PROBLEM DESCRIPTION
Say how many of the lines below contain the word "amount"; nothing else belongs in the answer.

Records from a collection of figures
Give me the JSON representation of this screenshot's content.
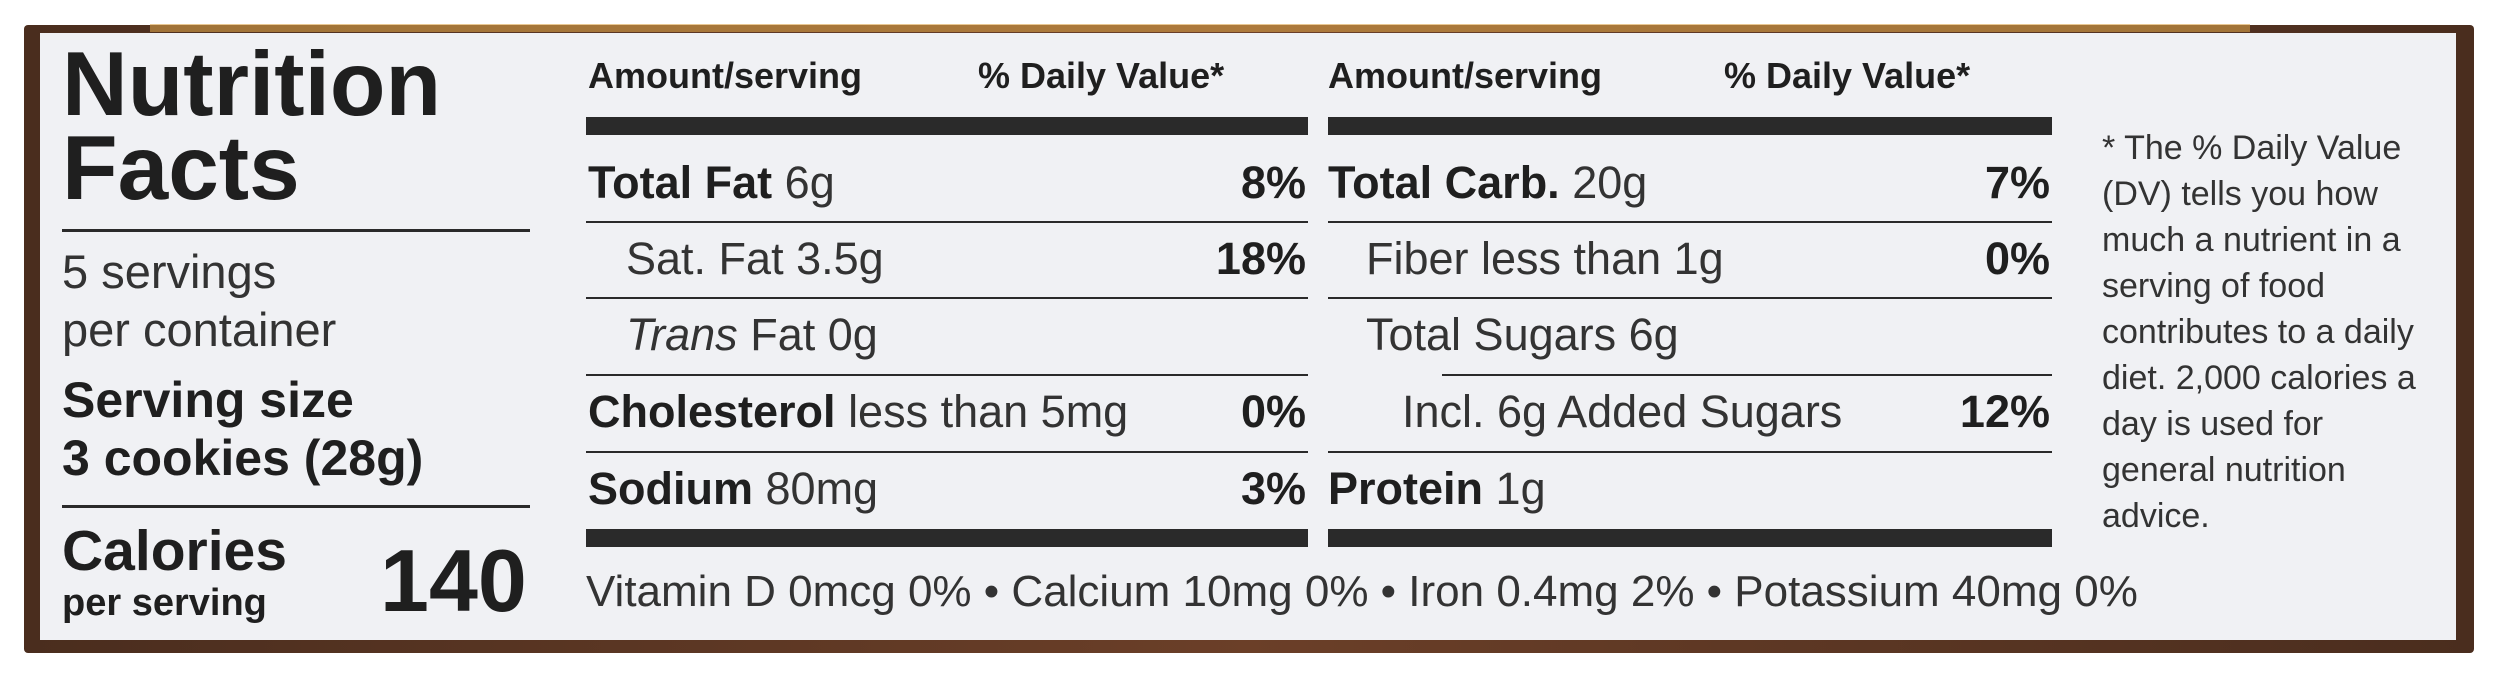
{
  "left": {
    "title_line1": "Nutrition",
    "title_line2": "Facts",
    "servings_line1": "5 servings",
    "servings_line2": "per container",
    "serving_size_label": "Serving size",
    "serving_size_value": "3 cookies (28g)",
    "calories_label": "Calories",
    "calories_sub": "per serving",
    "calories_value": "140"
  },
  "headers": {
    "amount": "Amount/serving",
    "daily_value": "% Daily Value*"
  },
  "col1": [
    {
      "name": "Total Fat",
      "amount": "6g",
      "dv": "8%"
    },
    {
      "name": "Sat. Fat",
      "amount": "3.5g",
      "dv": "18%"
    },
    {
      "name": "Trans",
      "amount": "Fat 0g",
      "dv": ""
    },
    {
      "name": "Cholesterol",
      "amount": "less than 5mg",
      "dv": "0%"
    },
    {
      "name": "Sodium",
      "amount": "80mg",
      "dv": "3%"
    }
  ],
  "col2": [
    {
      "name": "Total Carb.",
      "amount": "20g",
      "dv": "7%"
    },
    {
      "name": "Fiber less than 1g",
      "amount": "",
      "dv": "0%"
    },
    {
      "name": "Total Sugars 6g",
      "amount": "",
      "dv": ""
    },
    {
      "name": "Incl. 6g Added Sugars",
      "amount": "",
      "dv": "12%"
    },
    {
      "name": "Protein",
      "amount": "1g",
      "dv": ""
    }
  ],
  "vitamins": "Vitamin D 0mcg 0% • Calcium 10mg 0% • Iron 0.4mg 2% • Potassium 40mg 0%",
  "footnote": "* The % Daily Value (DV) tells you how much a nutrient in a serving of food contributes to a daily diet. 2,000 calories a day is used for general nutrition advice.",
  "colors": {
    "label_bg": "#f0f1f4",
    "text": "#1f1f1f",
    "frame": "#5a3524"
  }
}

ANSWER TO THE EXERCISE
11